Stored entries
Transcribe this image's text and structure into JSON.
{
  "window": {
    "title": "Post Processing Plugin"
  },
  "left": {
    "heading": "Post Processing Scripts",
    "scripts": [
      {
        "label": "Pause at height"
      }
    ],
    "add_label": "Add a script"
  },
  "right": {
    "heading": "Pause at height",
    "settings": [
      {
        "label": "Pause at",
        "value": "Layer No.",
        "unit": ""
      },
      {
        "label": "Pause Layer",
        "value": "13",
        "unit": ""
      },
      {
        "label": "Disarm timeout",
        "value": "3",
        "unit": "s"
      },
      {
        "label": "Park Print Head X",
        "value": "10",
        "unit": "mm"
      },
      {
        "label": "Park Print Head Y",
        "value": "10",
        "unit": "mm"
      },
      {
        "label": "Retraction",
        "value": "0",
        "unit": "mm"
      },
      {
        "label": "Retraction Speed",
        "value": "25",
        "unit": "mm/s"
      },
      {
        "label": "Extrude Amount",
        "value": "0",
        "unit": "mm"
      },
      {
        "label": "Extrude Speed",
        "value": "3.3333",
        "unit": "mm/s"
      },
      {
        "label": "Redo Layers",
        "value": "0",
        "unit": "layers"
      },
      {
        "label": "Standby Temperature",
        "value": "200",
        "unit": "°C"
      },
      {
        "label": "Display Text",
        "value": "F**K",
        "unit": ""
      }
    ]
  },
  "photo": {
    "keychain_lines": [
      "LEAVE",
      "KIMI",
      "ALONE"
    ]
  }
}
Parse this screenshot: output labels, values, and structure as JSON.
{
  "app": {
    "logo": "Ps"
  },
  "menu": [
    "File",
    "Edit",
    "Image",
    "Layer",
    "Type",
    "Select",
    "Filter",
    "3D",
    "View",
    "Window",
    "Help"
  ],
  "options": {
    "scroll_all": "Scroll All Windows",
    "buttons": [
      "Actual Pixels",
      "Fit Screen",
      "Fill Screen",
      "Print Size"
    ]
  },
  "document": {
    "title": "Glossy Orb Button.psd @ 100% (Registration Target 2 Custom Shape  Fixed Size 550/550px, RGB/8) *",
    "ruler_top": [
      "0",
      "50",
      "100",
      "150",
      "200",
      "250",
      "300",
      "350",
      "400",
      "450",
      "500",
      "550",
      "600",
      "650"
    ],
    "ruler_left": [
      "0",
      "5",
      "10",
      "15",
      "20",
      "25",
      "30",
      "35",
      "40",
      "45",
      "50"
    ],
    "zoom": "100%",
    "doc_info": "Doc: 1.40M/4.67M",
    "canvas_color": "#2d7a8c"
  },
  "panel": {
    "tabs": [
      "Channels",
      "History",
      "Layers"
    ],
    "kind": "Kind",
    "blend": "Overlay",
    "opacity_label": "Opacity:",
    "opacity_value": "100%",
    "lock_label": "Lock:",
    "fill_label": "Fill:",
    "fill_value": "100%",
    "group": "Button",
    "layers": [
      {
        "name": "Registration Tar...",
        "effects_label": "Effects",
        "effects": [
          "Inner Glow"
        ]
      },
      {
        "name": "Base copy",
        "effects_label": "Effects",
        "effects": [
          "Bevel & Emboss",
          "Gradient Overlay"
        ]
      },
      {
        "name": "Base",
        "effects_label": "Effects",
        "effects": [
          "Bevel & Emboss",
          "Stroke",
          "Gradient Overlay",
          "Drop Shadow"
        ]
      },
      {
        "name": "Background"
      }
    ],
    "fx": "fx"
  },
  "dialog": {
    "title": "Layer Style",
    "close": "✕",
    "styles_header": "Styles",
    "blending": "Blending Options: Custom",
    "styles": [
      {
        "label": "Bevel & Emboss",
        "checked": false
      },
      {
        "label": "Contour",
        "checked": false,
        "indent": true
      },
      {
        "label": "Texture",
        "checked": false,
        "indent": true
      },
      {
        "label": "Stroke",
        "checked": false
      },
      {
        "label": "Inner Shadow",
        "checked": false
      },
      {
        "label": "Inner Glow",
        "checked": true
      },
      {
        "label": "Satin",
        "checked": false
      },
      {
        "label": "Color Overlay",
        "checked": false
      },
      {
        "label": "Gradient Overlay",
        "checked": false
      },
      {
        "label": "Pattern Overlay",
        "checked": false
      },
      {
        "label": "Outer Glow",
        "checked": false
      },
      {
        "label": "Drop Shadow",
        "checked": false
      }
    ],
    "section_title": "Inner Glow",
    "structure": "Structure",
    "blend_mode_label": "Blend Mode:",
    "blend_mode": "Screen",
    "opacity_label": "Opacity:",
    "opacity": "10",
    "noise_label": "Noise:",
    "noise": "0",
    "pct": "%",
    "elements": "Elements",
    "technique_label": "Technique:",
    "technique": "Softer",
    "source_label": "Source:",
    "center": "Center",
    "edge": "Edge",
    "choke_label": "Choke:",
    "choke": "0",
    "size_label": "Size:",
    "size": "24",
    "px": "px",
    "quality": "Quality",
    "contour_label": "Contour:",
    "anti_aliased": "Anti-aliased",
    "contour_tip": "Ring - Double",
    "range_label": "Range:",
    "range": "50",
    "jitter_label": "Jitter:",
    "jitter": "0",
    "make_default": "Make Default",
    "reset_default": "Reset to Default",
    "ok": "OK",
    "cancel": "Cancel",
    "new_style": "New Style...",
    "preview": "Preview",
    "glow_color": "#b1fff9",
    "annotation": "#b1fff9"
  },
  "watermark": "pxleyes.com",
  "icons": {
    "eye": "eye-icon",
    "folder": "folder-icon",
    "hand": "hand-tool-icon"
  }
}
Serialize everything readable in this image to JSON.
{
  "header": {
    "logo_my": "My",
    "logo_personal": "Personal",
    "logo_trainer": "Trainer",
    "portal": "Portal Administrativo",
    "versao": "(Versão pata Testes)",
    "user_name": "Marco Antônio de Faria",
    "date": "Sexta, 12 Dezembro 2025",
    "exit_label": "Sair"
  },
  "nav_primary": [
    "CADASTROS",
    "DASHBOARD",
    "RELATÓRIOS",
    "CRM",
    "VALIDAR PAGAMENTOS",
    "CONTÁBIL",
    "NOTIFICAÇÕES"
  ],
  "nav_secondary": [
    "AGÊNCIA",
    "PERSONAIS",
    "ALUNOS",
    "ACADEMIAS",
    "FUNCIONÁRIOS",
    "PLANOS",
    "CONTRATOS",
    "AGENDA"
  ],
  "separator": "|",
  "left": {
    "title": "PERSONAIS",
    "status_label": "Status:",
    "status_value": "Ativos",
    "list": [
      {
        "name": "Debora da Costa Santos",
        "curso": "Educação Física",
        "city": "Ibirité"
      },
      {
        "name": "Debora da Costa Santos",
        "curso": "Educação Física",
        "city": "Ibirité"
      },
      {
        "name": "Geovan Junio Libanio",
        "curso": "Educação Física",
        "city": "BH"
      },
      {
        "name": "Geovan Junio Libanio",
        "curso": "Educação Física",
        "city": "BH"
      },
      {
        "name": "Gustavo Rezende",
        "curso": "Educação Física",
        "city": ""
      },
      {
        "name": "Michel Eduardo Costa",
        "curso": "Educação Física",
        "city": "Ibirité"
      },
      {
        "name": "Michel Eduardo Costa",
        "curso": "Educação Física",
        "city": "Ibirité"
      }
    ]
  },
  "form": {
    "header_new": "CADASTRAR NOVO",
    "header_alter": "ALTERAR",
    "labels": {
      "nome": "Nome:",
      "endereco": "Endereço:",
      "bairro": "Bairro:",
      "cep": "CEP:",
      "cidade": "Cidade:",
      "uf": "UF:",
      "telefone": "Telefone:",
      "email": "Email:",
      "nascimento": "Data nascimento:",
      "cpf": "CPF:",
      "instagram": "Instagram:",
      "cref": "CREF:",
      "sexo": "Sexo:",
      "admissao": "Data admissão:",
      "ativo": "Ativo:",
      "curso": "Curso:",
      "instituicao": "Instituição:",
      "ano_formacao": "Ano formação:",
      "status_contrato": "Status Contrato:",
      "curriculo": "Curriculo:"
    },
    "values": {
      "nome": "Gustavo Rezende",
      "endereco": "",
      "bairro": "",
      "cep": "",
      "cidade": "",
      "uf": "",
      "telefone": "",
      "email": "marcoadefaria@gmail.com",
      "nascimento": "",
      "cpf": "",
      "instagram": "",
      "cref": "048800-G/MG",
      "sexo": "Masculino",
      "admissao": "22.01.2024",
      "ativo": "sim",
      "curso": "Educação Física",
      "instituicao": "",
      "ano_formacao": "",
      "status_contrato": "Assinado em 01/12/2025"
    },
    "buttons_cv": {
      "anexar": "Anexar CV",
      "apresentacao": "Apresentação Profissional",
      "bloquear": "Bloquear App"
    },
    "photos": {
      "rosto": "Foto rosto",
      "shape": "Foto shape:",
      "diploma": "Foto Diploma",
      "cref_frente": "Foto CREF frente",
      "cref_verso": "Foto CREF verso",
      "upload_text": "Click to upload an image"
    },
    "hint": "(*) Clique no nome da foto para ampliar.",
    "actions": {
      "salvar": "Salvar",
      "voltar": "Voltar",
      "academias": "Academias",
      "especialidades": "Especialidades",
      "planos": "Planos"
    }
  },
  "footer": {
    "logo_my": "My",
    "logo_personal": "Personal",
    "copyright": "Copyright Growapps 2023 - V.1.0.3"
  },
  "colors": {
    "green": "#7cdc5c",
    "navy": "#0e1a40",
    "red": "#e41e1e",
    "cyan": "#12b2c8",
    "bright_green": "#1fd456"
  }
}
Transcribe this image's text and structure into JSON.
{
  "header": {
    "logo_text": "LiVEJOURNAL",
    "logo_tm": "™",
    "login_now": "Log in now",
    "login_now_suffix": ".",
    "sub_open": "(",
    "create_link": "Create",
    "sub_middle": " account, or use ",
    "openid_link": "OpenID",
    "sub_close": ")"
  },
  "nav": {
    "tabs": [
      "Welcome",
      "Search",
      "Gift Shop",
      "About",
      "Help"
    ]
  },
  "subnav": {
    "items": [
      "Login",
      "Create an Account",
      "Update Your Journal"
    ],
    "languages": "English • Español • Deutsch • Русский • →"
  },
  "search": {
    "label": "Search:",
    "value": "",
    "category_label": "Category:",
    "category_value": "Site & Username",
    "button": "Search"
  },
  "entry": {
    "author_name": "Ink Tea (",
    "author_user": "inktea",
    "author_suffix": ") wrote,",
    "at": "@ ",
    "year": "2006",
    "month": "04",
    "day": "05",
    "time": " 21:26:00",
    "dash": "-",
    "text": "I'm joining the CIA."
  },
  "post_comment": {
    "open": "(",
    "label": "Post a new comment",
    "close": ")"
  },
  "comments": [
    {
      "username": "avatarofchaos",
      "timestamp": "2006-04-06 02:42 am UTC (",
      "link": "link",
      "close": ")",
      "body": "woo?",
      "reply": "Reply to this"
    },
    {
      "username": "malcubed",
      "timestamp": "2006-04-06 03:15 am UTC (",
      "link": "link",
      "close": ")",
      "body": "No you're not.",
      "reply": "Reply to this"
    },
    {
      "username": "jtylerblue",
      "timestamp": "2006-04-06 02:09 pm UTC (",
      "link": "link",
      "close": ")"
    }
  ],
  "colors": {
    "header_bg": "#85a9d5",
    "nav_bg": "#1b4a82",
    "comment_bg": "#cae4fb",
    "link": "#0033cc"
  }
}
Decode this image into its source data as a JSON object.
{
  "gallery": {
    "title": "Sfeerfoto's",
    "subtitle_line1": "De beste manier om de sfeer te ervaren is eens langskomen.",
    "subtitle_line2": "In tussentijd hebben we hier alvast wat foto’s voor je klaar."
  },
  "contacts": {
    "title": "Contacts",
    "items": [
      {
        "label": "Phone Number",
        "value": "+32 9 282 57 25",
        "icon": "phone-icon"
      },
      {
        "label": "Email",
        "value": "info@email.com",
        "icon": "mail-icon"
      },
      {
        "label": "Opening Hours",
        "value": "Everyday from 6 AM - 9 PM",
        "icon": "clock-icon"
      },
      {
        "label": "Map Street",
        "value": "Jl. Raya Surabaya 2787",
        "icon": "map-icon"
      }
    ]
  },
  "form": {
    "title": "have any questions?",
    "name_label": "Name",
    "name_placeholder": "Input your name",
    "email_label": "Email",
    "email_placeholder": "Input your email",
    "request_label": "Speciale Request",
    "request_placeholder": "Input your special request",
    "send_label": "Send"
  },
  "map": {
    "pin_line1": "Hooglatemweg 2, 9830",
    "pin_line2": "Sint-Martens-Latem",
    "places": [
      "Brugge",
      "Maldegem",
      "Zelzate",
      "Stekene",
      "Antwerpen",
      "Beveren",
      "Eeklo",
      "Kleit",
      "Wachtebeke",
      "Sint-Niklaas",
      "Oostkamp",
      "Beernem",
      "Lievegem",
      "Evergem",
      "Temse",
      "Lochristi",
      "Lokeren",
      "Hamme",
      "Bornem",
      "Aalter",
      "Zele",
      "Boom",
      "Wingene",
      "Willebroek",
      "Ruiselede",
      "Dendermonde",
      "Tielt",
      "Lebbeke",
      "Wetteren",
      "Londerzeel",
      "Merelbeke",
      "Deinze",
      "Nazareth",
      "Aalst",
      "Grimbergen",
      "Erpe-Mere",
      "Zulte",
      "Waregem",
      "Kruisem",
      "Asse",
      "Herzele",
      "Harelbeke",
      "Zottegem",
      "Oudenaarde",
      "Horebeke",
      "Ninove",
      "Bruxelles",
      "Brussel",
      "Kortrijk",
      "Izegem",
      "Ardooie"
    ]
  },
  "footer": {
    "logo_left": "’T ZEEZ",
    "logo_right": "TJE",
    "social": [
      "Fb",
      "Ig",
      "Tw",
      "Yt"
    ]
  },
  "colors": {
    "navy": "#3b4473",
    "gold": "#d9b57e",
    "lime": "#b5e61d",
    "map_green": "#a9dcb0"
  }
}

- **What to do**
Copy out each line of the entries that holds "Overlay".

- **Solution to this exercise**
    "blend": "Overlay",
          "Gradient Overlay"
          "Gradient Overlay",
        "label": "Color Overlay",
        "label": "Gradient Overlay",
        "label": "Pattern Overlay",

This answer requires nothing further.